DIRECTIVE
Each line below should be retyped exactly, with no pictures.

RAW RECORDS
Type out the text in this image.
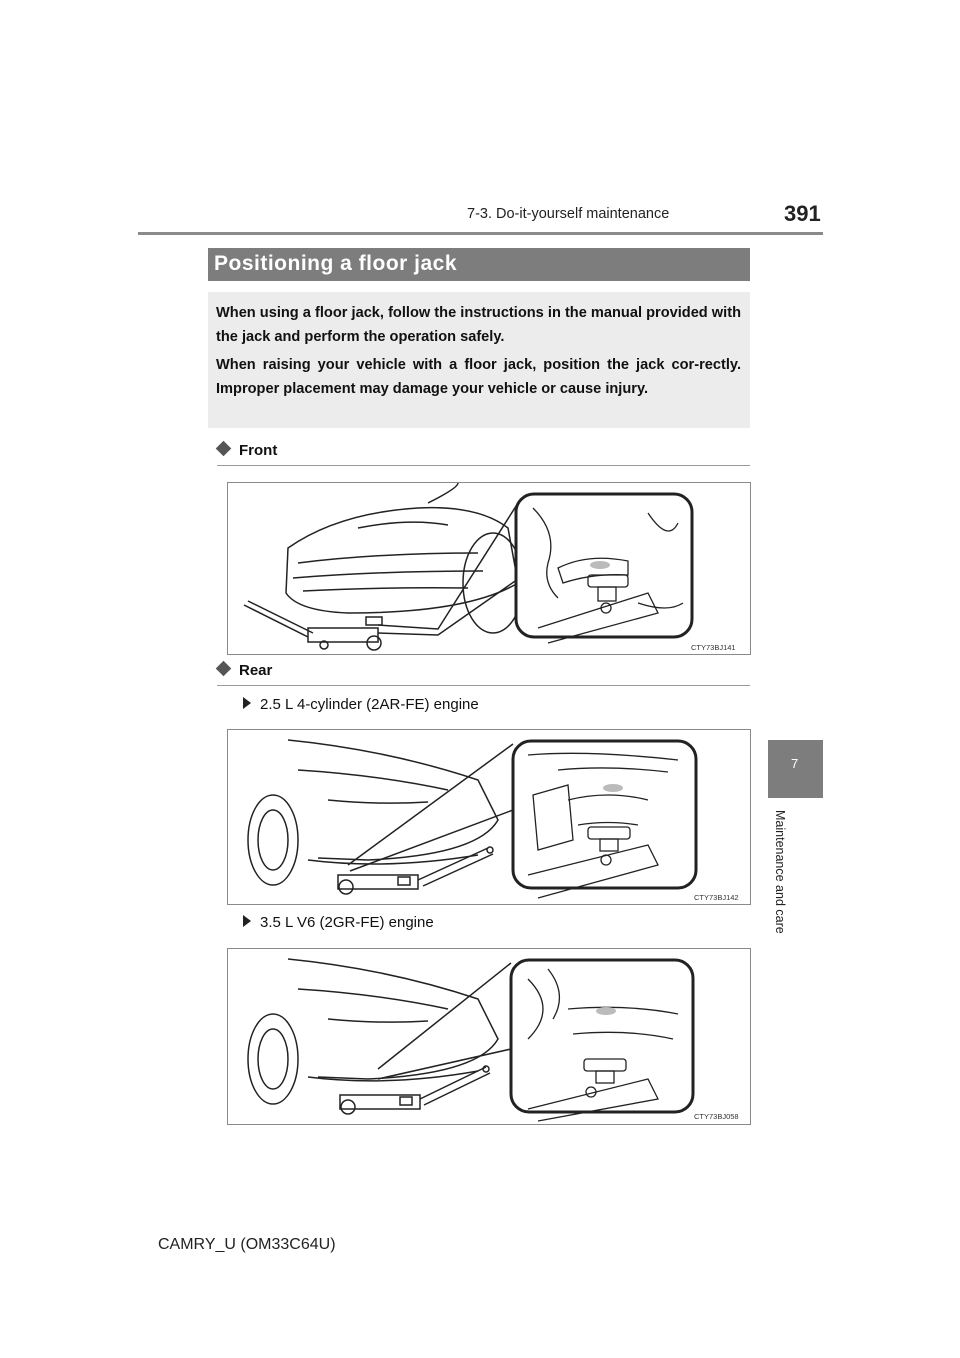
7-3. Do-it-yourself maintenance	391
7
Maintenance and care
Positioning a floor jack
When using a floor jack, follow the instructions in the manual provided with the jack and perform the operation safely.
When raising your vehicle with a floor jack, position the jack cor-rectly. Improper placement may damage your vehicle or cause injury.
Front
CTY73BJ141
Rear
2.5 L 4-cylinder (2AR-FE) engine
CTY73BJ142
3.5 L V6 (2GR-FE) engine
CTY73BJ058
CAMRY_U (OM33C64U)
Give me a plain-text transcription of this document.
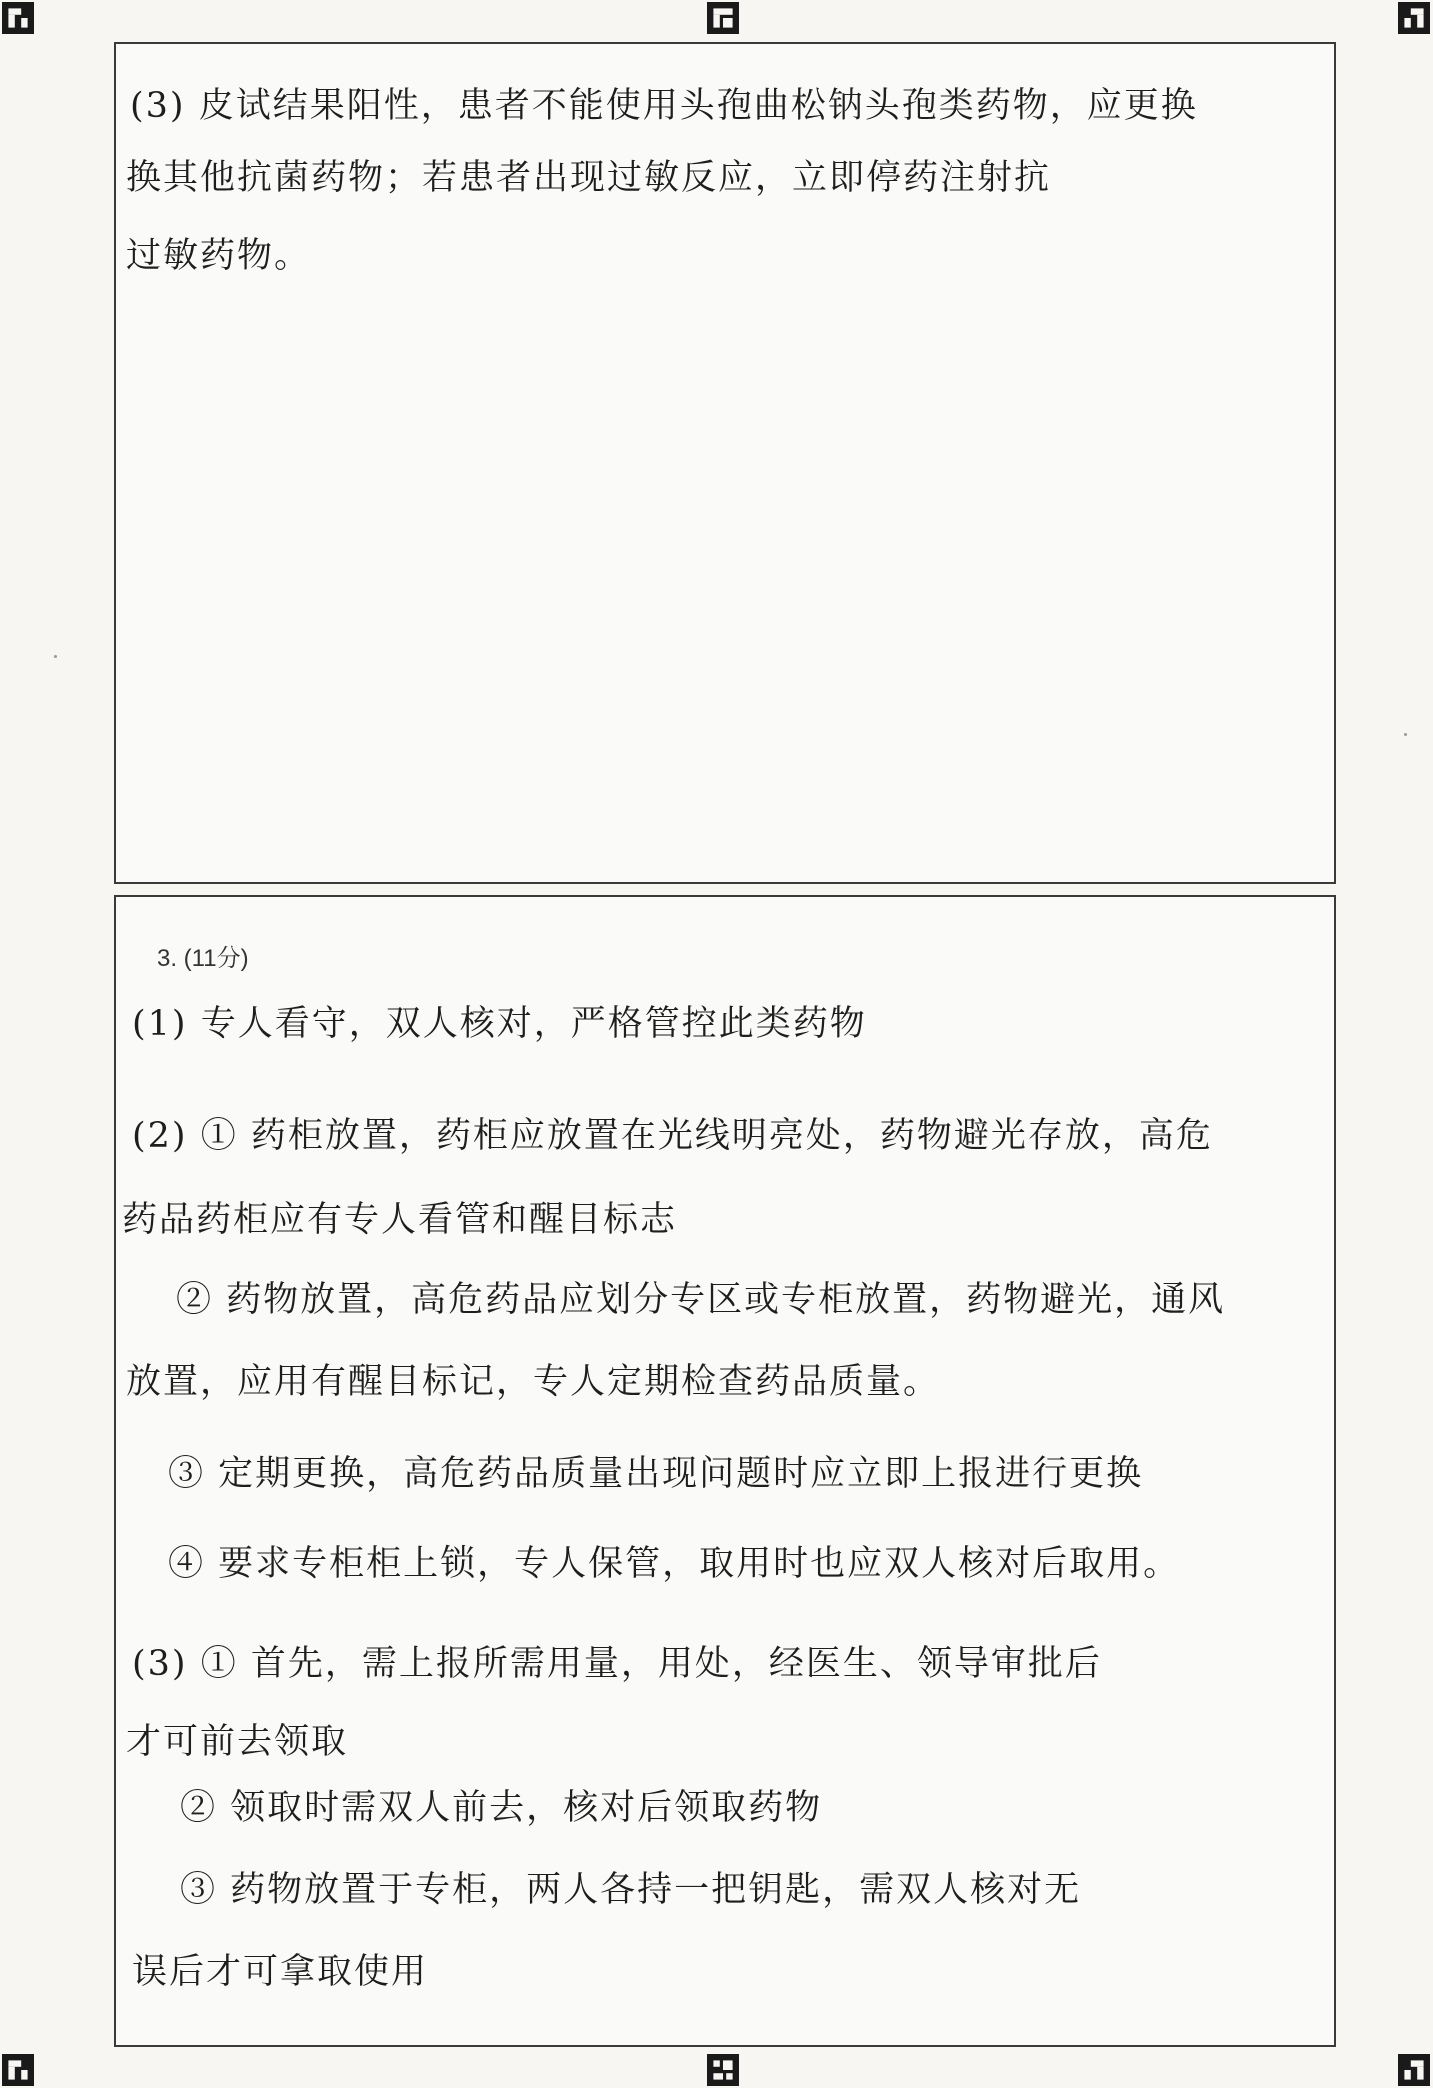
(3) 皮试结果阳性，患者不能使用头孢曲松钠头孢类药物，应更换
换其他抗菌药物；若患者出现过敏反应，立即停药注射抗
过敏药物。
3. (11分)
(1) 专人看守，双人核对，严格管控此类药物
(2) ① 药柜放置，药柜应放置在光线明亮处，药物避光存放，高危
药品药柜应有专人看管和醒目标志
② 药物放置，高危药品应划分专区或专柜放置，药物避光，通风
放置，应用有醒目标记，专人定期检查药品质量。
③ 定期更换，高危药品质量出现问题时应立即上报进行更换
④ 要求专柜柜上锁，专人保管，取用时也应双人核对后取用。
(3) ① 首先，需上报所需用量，用处，经医生、领导审批后
才可前去领取
② 领取时需双人前去，核对后领取药物
③ 药物放置于专柜，两人各持一把钥匙，需双人核对无
误后才可拿取使用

TASK ANSWER
Type out the text in this image.
7-3. Do-it-yourself maintenance	391
7
Maintenance and care
Positioning a floor jack
When using a floor jack, follow the instructions in the manual provided with the jack and perform the operation safely.
When raising your vehicle with a floor jack, position the jack cor-rectly. Improper placement may damage your vehicle or cause injury.
Front
CTY73BJ141
Rear
2.5 L 4-cylinder (2AR-FE) engine
CTY73BJ142
3.5 L V6 (2GR-FE) engine
CTY73BJ058
CAMRY_U (OM33C64U)
Give me a plain-text transcription of this document.
(3) 皮试结果阳性，患者不能使用头孢曲松钠头孢类药物，应更换
换其他抗菌药物；若患者出现过敏反应，立即停药注射抗
过敏药物。
3. (11分)
(1) 专人看守，双人核对，严格管控此类药物
(2) ① 药柜放置，药柜应放置在光线明亮处，药物避光存放，高危
药品药柜应有专人看管和醒目标志
② 药物放置，高危药品应划分专区或专柜放置，药物避光，通风
放置，应用有醒目标记，专人定期检查药品质量。
③ 定期更换，高危药品质量出现问题时应立即上报进行更换
④ 要求专柜柜上锁，专人保管，取用时也应双人核对后取用。
(3) ① 首先，需上报所需用量，用处，经医生、领导审批后
才可前去领取
② 领取时需双人前去，核对后领取药物
③ 药物放置于专柜，两人各持一把钥匙，需双人核对无
误后才可拿取使用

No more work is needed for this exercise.